**GIVEN ENTRIES:**
══════
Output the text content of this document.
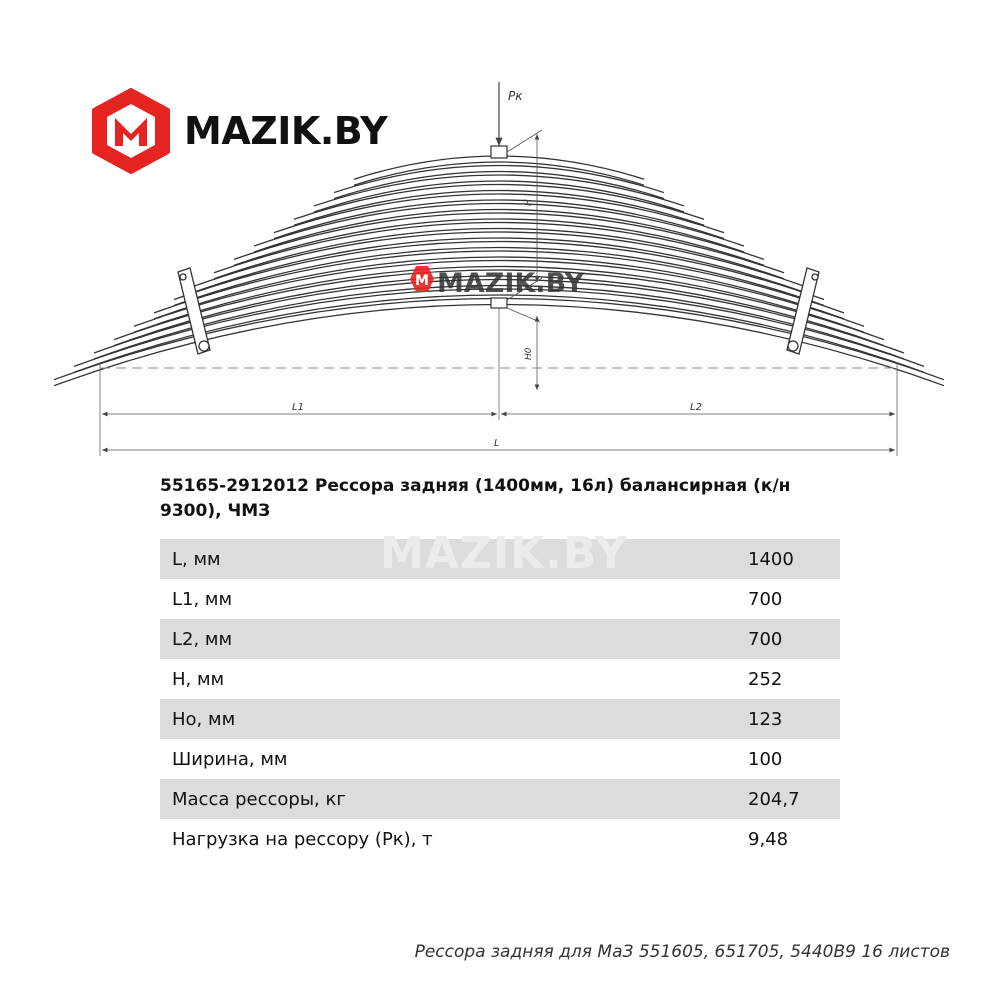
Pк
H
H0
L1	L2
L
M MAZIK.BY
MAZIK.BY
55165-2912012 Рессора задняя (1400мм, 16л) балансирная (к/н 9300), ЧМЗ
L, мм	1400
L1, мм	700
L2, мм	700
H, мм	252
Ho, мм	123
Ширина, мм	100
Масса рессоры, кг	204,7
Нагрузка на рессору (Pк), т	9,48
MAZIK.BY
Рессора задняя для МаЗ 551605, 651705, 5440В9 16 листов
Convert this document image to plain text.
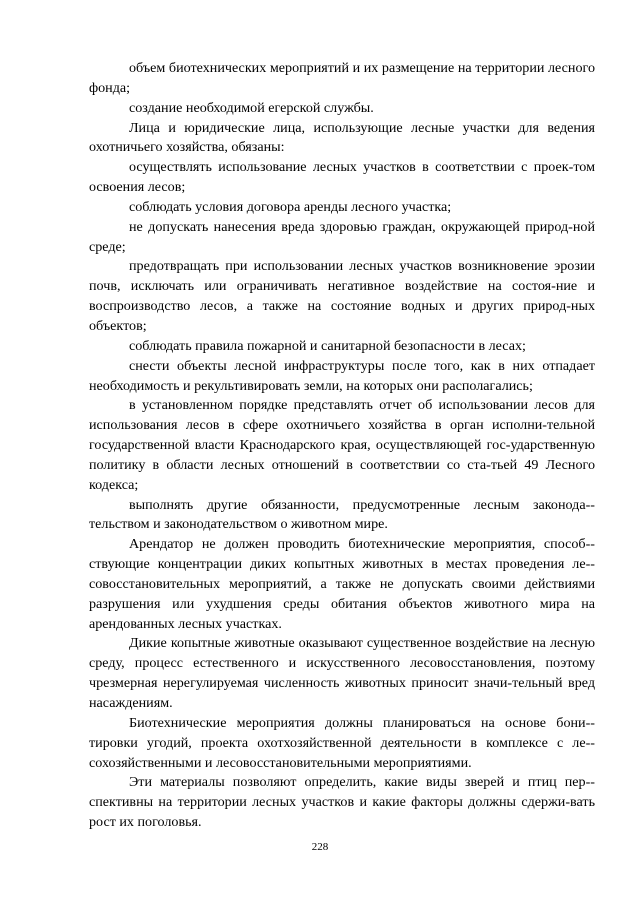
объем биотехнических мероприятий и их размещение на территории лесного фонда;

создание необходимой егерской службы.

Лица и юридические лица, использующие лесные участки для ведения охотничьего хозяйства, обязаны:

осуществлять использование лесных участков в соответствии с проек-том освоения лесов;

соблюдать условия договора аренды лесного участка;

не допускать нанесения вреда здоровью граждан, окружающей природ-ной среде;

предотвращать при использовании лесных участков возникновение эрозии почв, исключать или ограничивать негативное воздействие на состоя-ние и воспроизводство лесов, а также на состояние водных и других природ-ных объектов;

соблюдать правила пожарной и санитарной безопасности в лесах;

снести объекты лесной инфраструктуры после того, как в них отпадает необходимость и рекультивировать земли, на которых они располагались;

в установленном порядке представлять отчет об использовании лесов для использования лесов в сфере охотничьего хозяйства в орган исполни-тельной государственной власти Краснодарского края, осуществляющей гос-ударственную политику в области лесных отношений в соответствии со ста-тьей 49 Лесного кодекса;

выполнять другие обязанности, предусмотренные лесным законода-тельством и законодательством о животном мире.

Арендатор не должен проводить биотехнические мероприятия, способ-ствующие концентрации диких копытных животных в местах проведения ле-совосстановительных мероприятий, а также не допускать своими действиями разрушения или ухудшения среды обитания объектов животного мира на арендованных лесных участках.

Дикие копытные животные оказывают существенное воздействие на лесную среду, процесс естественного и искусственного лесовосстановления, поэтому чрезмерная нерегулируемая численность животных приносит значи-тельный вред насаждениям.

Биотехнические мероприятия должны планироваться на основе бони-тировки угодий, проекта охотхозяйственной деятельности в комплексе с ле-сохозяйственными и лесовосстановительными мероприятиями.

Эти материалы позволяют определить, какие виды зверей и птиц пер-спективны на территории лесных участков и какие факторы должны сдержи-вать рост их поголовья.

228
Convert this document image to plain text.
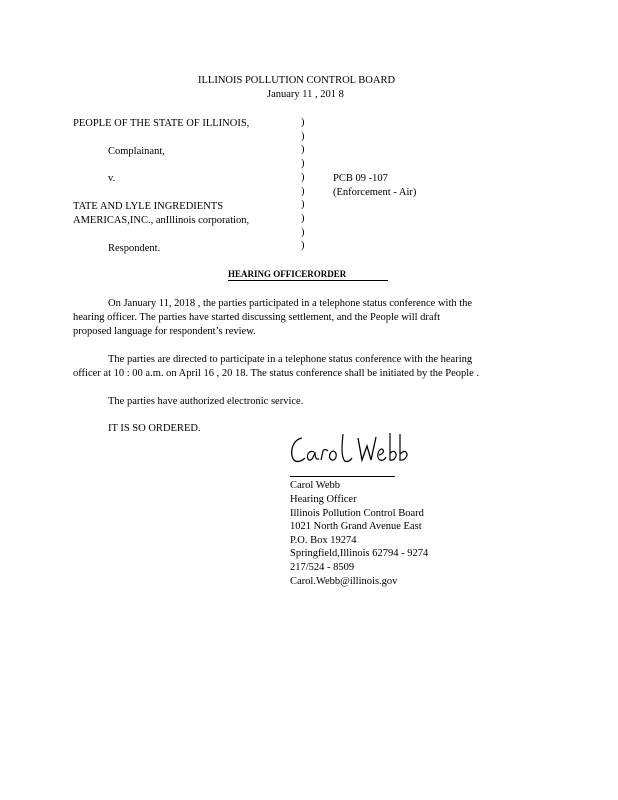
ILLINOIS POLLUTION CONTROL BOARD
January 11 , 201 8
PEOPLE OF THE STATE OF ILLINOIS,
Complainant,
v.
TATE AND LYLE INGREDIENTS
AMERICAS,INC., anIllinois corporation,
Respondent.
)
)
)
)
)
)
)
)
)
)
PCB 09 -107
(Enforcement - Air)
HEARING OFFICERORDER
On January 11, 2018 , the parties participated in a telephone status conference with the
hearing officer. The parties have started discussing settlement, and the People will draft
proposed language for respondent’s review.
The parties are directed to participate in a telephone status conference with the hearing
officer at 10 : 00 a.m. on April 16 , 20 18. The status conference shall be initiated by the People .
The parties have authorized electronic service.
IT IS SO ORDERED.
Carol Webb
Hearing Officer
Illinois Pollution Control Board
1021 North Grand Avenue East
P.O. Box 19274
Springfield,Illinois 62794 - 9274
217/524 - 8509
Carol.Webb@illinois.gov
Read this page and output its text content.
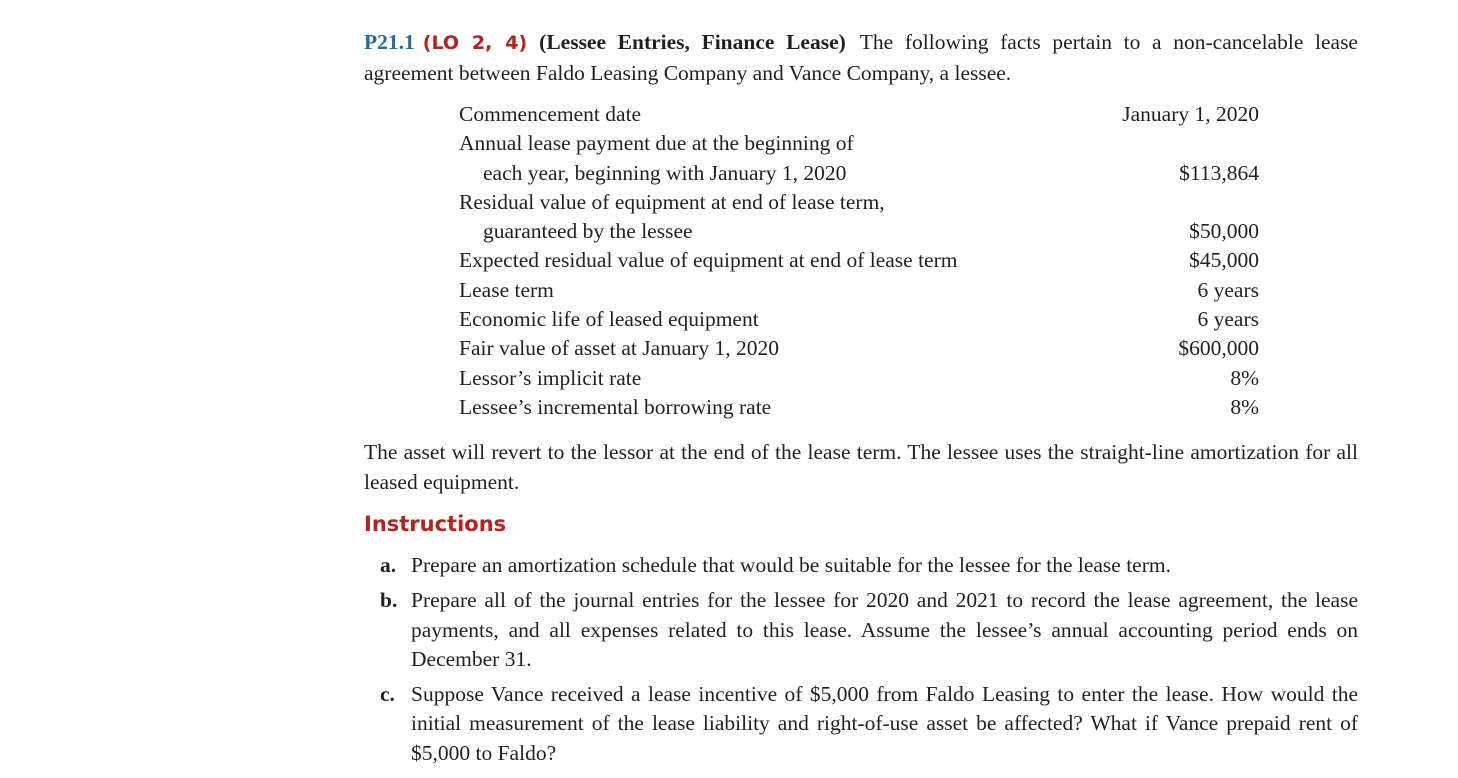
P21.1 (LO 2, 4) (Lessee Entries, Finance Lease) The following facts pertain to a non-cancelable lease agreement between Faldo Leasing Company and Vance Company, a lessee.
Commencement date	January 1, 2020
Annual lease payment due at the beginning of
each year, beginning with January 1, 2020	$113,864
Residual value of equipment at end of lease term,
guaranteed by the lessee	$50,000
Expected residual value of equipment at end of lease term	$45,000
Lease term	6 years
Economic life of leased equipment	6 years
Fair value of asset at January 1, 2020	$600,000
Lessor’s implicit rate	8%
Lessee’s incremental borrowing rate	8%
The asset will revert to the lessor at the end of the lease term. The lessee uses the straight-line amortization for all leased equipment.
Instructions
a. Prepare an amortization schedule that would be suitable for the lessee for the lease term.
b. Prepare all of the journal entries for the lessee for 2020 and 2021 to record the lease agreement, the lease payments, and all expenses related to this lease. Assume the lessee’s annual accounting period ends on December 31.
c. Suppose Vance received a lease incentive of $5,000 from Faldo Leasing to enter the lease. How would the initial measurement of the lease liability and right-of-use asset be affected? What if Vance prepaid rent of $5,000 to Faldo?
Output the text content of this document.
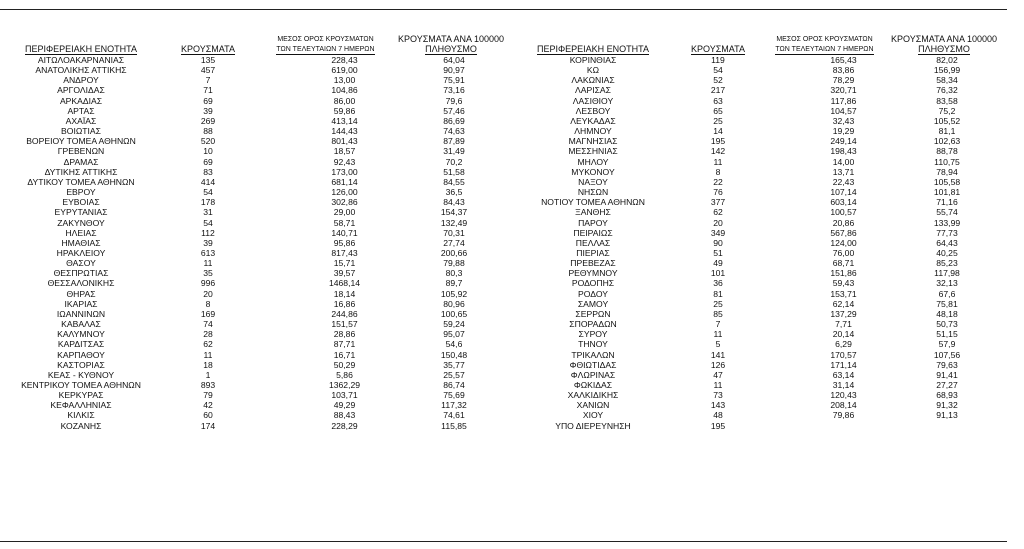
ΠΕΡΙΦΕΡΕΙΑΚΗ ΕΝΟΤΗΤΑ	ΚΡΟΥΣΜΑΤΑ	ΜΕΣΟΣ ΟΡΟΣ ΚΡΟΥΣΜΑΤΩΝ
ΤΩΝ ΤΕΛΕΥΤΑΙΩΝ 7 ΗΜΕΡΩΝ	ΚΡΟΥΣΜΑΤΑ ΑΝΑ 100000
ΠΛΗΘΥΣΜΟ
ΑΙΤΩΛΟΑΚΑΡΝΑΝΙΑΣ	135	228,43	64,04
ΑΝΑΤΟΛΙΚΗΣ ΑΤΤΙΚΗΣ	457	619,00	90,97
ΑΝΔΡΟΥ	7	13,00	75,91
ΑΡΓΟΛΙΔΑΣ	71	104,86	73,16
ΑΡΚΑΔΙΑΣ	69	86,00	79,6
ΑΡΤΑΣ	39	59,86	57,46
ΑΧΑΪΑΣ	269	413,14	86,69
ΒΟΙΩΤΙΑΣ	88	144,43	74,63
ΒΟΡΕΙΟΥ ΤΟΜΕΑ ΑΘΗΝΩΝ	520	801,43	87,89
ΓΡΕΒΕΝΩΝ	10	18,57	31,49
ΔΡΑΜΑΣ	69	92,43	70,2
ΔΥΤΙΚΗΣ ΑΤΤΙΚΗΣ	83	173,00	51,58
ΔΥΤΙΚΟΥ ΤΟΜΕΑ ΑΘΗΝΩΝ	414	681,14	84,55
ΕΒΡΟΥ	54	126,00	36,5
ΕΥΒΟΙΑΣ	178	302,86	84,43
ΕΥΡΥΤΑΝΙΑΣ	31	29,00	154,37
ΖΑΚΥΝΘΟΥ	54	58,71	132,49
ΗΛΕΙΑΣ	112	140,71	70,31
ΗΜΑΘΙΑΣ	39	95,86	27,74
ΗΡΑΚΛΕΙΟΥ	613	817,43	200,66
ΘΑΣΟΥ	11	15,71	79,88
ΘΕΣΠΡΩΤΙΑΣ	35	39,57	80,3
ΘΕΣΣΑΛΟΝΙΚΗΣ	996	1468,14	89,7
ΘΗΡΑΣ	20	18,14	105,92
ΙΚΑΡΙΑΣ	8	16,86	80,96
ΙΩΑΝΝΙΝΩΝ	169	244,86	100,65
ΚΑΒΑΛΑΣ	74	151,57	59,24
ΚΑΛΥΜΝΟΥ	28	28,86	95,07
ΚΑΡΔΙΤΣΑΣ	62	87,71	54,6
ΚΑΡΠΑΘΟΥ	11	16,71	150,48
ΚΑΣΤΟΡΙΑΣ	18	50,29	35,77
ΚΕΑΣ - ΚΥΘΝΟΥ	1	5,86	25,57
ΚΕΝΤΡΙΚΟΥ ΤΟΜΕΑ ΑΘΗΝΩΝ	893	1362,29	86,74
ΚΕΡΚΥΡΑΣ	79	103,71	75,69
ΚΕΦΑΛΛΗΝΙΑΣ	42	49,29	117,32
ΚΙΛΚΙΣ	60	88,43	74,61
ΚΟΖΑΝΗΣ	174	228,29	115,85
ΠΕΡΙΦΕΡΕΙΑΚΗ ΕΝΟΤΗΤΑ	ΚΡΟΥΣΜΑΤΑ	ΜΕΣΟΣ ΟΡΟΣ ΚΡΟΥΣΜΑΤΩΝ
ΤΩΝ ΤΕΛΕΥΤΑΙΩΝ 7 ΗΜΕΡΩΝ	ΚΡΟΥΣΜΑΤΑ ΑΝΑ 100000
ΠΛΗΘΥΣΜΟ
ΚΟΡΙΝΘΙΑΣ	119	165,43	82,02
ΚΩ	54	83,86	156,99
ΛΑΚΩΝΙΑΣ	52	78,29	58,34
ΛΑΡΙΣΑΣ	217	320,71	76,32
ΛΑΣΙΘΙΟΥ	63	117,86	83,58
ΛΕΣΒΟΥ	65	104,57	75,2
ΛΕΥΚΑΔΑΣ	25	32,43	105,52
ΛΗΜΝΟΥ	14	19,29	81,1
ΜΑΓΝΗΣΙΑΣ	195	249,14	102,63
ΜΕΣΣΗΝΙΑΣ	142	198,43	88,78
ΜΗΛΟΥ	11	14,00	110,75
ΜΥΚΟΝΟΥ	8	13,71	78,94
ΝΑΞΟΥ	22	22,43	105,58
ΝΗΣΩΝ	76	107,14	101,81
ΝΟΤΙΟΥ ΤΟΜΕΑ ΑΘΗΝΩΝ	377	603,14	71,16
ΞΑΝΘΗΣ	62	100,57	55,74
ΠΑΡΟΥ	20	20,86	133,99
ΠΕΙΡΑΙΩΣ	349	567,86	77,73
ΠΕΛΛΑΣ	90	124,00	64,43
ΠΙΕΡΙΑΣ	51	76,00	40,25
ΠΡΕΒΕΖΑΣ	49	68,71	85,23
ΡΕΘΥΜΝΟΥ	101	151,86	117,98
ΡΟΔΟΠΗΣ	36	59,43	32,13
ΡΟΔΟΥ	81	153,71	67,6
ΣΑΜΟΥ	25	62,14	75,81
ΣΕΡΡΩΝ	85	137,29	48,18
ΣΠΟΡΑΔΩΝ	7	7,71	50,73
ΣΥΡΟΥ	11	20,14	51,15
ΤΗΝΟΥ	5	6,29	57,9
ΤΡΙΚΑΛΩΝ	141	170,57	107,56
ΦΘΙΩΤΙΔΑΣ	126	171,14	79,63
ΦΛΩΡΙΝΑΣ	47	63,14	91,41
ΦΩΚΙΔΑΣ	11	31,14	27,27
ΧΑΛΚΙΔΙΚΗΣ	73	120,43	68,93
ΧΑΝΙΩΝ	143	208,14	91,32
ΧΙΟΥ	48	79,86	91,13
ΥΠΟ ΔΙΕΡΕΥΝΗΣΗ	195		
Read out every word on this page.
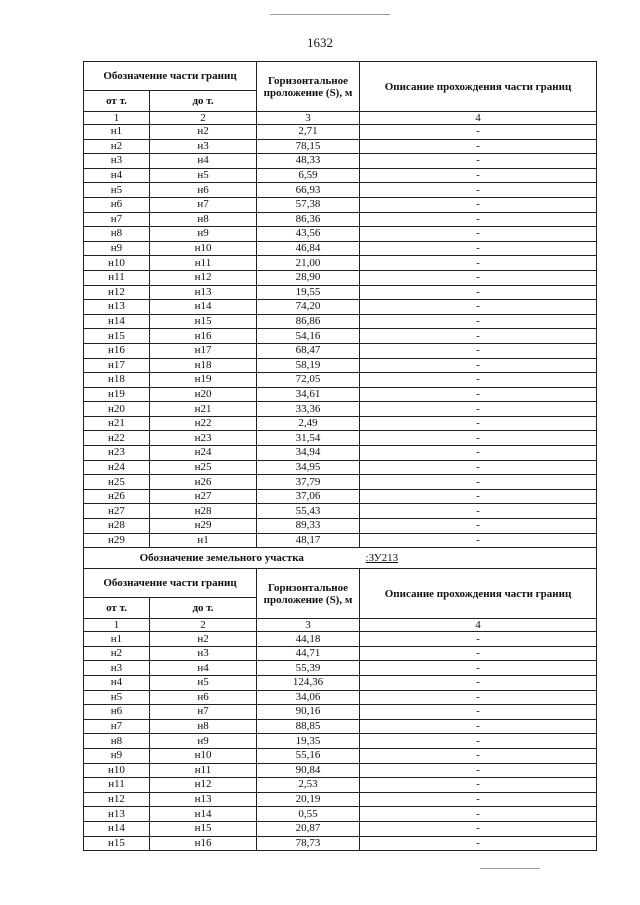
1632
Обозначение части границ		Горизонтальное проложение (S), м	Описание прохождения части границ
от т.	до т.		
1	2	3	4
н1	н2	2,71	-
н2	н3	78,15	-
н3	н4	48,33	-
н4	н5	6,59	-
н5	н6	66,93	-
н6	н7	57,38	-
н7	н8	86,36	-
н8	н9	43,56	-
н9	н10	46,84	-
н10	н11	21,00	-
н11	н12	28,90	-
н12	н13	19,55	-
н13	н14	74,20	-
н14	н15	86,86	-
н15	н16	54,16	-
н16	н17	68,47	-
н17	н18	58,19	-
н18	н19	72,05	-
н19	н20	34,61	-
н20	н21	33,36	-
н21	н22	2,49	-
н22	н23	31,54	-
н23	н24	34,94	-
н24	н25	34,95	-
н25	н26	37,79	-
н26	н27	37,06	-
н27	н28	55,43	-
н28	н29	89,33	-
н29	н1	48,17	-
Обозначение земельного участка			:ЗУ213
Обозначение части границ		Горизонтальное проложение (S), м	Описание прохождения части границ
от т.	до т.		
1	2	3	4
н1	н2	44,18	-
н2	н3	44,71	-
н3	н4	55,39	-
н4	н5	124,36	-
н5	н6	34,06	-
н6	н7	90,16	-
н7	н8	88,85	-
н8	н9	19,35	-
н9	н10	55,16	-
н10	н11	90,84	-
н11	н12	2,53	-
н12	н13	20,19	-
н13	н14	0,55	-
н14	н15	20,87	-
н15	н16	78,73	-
══════
Tell how many lines of the data above hold the string "лесных". Give only the number.

**OUTPUT BELOW:** 5